> SUPPLIED DATA
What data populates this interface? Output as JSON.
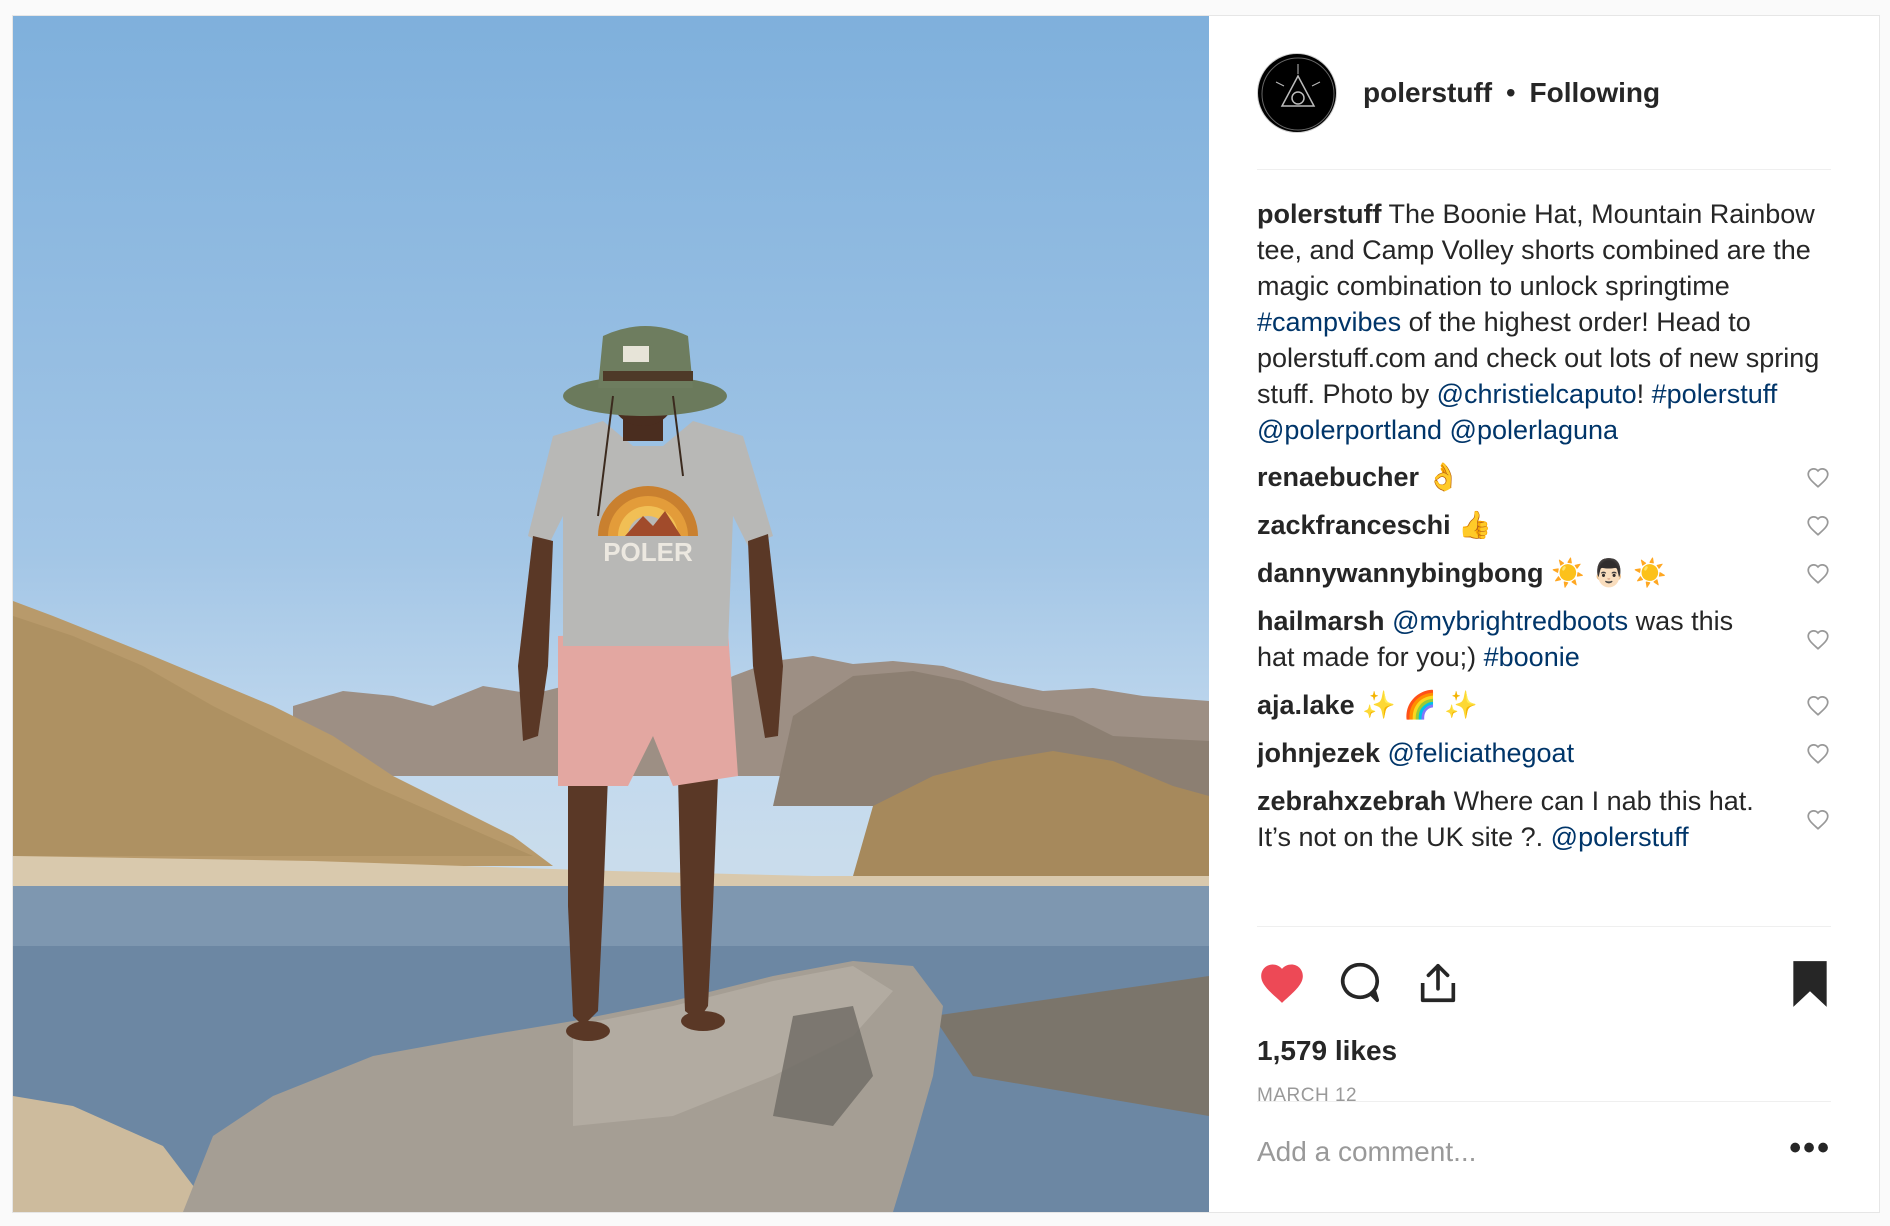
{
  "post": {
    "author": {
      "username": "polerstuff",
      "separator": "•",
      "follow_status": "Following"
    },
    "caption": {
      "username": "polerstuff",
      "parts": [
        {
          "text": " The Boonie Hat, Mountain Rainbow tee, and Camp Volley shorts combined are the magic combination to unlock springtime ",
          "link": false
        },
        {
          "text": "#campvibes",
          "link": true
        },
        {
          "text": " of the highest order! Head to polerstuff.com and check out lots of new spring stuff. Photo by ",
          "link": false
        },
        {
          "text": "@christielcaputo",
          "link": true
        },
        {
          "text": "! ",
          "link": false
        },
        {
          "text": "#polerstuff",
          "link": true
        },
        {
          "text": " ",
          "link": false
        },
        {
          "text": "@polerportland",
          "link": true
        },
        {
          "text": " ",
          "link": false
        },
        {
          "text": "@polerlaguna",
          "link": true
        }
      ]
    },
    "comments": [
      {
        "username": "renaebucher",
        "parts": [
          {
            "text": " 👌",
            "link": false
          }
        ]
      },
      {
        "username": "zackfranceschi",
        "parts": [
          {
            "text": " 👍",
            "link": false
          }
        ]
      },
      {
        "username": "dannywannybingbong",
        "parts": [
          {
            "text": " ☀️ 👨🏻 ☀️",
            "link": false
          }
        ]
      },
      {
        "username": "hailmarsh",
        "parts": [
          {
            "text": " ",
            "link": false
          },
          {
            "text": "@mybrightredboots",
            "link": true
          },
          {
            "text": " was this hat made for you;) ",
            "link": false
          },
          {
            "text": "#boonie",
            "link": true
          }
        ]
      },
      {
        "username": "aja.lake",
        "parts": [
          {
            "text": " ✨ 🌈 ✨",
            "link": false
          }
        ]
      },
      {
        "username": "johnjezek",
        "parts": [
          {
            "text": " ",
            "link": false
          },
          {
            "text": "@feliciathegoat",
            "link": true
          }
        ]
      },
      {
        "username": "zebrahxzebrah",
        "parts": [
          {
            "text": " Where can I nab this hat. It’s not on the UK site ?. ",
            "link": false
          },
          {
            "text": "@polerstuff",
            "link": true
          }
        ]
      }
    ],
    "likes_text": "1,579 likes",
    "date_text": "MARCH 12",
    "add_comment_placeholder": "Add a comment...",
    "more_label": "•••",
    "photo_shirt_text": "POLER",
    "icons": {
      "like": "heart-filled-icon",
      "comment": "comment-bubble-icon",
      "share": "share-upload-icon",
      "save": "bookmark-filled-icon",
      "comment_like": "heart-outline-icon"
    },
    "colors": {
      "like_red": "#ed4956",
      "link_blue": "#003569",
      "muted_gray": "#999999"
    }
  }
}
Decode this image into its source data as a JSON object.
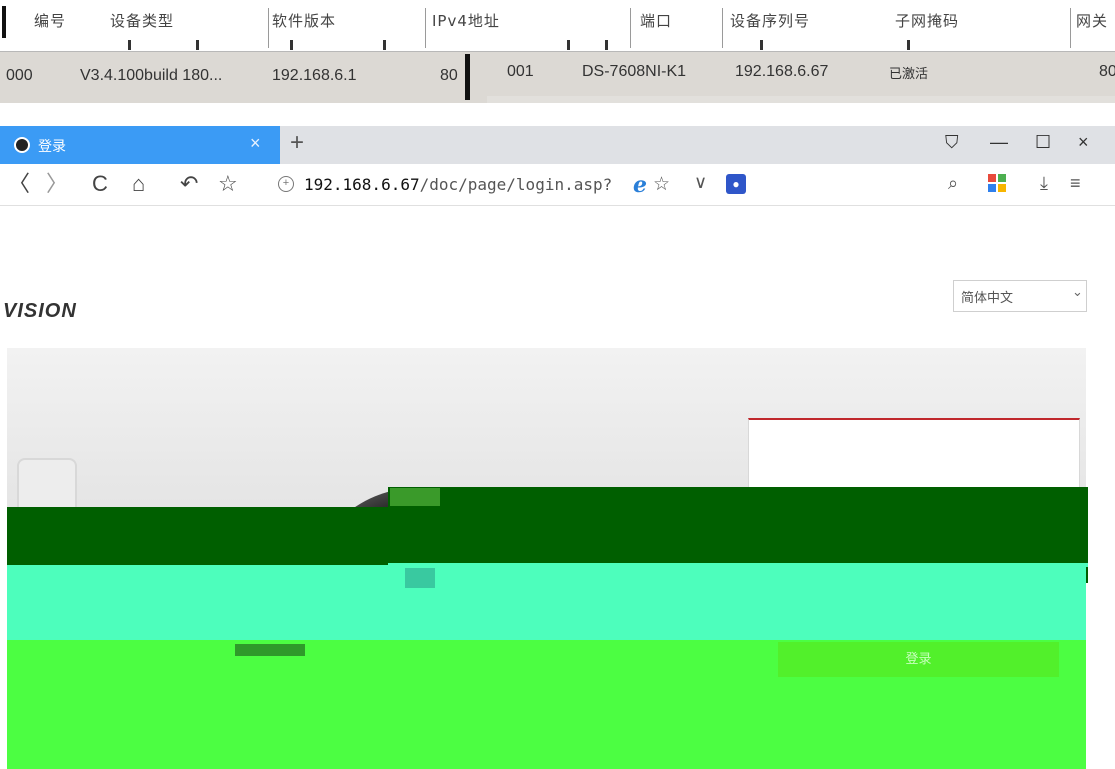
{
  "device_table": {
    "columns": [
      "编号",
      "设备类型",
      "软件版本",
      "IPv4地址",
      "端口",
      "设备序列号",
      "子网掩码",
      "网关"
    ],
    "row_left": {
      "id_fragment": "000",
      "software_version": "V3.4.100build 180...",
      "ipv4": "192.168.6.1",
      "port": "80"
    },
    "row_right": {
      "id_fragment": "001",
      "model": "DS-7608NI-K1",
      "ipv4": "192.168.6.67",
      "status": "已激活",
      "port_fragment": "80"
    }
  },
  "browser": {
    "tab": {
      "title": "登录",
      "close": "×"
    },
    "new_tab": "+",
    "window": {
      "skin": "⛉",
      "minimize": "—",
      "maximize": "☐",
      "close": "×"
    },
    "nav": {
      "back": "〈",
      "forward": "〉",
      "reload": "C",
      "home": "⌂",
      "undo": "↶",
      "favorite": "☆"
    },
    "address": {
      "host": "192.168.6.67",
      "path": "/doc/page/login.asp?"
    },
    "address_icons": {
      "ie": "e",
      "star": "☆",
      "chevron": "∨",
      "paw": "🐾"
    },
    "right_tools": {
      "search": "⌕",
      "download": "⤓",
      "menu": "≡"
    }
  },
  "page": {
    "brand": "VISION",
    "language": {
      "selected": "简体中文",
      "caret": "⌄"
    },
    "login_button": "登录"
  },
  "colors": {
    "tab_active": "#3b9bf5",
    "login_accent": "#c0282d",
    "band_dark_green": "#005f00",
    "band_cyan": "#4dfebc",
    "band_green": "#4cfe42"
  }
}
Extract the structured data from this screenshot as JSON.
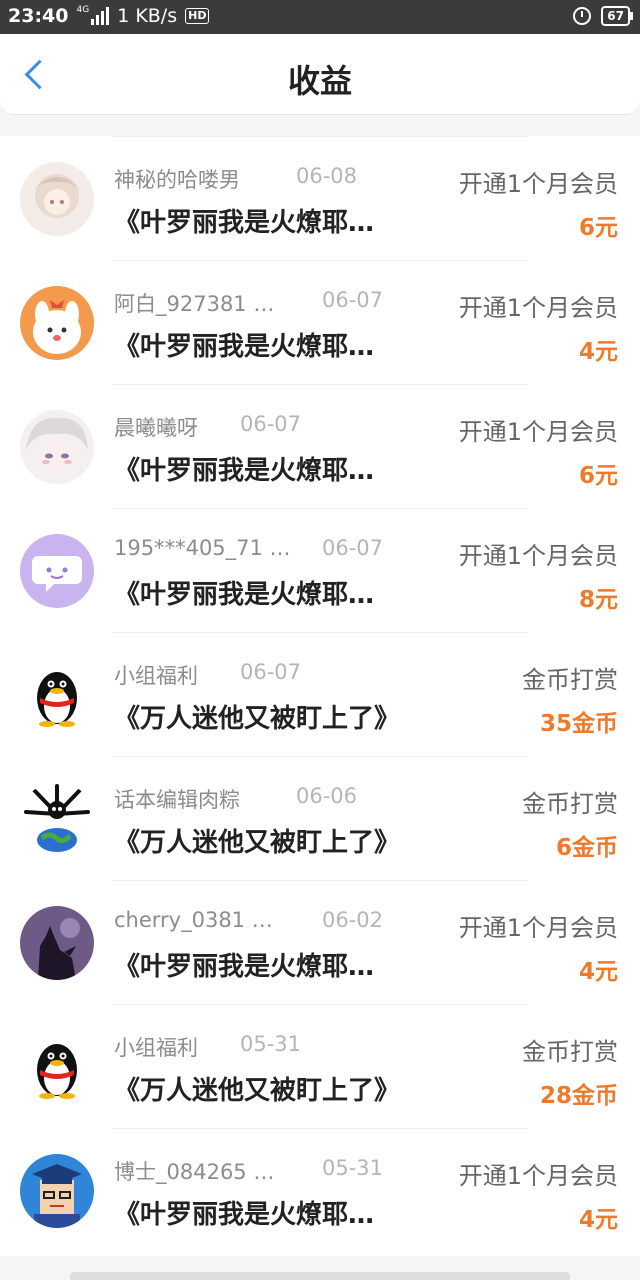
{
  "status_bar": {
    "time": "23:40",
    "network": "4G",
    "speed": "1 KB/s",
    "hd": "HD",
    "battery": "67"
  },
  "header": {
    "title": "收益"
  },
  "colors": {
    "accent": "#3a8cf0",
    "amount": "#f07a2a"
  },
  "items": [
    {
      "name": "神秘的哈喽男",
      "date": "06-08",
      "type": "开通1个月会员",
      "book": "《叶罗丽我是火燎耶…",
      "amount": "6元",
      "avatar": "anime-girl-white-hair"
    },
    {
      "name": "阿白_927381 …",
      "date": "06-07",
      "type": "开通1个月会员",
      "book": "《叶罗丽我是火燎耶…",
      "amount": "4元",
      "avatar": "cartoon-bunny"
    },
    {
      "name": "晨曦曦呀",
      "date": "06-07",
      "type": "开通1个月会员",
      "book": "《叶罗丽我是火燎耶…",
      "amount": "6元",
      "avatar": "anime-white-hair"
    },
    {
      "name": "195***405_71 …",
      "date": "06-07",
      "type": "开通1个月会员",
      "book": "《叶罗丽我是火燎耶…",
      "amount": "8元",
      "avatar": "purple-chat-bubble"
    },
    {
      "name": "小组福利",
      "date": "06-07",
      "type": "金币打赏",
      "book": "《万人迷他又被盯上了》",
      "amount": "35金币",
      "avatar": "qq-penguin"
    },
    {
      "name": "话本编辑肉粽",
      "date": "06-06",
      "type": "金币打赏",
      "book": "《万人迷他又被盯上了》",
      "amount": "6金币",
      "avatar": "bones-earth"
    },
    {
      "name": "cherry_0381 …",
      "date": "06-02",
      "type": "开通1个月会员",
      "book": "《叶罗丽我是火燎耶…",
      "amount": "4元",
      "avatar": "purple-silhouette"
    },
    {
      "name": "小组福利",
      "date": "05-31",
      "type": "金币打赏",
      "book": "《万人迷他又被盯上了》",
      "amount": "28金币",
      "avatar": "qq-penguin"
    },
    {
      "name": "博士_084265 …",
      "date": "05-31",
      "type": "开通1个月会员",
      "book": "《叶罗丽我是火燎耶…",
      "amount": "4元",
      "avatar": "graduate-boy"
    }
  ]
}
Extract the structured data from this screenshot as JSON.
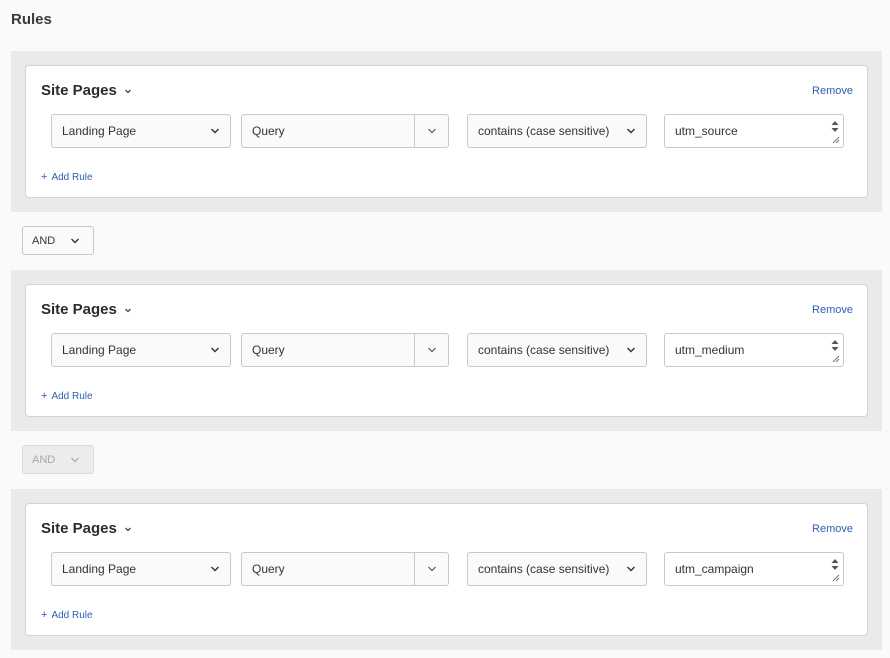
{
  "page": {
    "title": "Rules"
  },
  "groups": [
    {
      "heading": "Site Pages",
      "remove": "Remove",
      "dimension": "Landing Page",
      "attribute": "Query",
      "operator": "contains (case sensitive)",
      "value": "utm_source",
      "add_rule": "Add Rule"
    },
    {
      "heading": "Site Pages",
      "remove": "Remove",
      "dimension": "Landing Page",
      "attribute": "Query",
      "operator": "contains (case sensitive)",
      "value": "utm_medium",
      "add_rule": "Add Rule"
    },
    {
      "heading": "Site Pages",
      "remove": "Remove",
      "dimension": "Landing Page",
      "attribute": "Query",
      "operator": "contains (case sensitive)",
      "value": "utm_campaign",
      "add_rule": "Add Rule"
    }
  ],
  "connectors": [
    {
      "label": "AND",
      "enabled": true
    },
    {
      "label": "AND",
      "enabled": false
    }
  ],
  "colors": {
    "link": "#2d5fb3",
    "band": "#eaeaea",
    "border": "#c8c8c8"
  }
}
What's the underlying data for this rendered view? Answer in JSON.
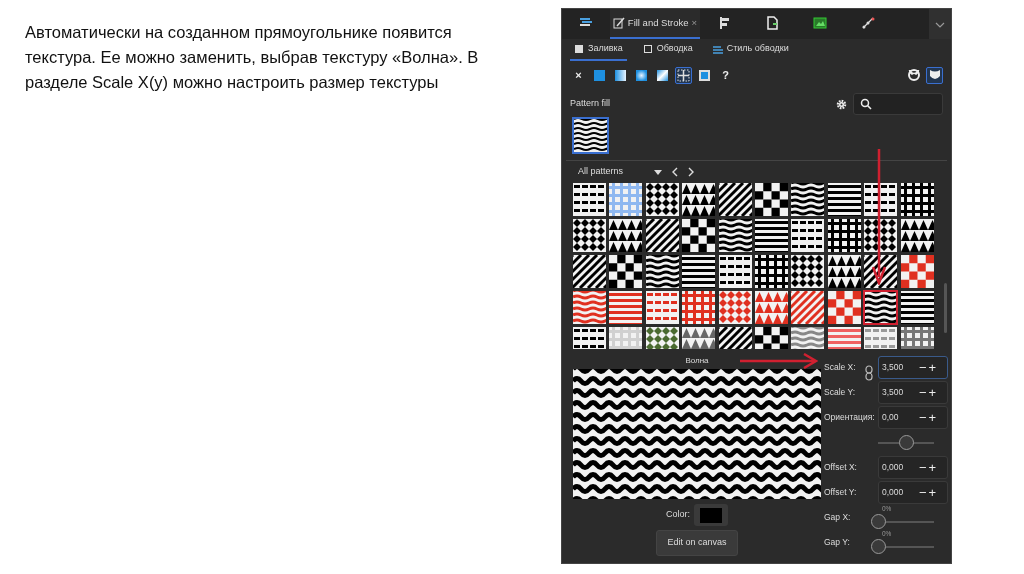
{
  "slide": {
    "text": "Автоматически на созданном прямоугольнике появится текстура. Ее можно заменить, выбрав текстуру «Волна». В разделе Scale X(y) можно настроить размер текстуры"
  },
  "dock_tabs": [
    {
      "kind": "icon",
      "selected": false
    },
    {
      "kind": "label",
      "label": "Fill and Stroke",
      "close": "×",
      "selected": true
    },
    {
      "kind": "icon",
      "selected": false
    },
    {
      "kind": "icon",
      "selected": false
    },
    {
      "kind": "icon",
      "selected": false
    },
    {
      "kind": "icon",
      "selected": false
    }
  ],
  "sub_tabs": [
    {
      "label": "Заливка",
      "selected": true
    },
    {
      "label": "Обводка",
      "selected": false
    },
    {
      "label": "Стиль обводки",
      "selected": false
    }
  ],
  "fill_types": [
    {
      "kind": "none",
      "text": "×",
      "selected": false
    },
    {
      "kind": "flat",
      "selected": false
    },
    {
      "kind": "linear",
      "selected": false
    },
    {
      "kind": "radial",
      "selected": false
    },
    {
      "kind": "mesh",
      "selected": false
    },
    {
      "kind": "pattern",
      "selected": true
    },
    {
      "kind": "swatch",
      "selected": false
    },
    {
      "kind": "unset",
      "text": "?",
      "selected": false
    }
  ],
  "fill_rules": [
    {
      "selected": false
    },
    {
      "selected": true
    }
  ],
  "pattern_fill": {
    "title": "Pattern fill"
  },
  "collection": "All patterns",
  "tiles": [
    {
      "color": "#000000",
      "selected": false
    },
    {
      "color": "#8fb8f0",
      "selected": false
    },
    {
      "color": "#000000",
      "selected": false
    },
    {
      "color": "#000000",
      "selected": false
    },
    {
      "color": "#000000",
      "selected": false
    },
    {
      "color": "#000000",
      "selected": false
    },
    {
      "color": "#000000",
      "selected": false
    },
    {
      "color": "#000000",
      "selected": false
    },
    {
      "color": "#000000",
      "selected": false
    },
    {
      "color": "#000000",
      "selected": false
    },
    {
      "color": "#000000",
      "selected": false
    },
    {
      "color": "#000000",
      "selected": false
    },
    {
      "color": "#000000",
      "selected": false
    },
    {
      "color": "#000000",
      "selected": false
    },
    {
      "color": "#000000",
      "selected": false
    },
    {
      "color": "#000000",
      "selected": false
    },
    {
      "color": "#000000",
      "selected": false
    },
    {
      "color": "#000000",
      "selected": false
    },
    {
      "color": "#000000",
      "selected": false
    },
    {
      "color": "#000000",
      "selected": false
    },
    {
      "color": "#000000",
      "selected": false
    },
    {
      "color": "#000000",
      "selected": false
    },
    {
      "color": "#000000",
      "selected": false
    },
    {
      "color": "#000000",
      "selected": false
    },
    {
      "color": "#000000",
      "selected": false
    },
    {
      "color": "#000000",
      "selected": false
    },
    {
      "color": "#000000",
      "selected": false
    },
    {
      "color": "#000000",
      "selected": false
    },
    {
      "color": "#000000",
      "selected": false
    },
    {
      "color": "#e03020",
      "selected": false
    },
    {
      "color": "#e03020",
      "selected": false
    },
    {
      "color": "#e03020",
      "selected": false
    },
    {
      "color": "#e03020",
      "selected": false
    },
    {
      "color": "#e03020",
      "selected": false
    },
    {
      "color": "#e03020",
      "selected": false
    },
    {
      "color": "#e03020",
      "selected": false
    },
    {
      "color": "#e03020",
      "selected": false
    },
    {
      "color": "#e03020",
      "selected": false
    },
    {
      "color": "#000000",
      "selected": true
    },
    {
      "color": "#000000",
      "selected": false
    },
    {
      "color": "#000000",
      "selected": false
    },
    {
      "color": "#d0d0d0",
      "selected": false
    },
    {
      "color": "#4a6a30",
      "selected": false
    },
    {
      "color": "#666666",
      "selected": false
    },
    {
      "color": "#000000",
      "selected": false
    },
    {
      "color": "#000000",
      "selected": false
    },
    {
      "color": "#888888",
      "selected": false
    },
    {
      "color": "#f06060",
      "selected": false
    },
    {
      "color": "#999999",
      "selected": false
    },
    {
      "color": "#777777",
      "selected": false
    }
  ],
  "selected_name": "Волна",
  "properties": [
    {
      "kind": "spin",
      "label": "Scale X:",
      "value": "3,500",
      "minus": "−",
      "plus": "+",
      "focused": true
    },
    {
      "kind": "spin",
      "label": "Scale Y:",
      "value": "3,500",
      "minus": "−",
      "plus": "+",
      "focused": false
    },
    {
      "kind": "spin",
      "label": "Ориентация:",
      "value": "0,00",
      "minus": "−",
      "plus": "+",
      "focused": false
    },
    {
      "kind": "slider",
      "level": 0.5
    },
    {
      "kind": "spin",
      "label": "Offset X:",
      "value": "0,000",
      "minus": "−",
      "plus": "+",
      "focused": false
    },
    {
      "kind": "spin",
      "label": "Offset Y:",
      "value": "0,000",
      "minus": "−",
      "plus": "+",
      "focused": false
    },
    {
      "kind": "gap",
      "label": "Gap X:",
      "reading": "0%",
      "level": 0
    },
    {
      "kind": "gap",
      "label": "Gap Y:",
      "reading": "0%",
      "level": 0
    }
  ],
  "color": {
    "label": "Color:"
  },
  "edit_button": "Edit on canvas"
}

> SHORT EXERCISE
Look over the material above and show each line where "Scale" appears.

> WORKED SOLUTION
    "text": "Автоматически на созданном прямоугольнике появится текстура. Ее можно заменить, выбрав текстуру «Волна». В разделе Scale X(y) можно настроить размер текстуры"
      "label": "Scale X:",
      "label": "Scale Y:",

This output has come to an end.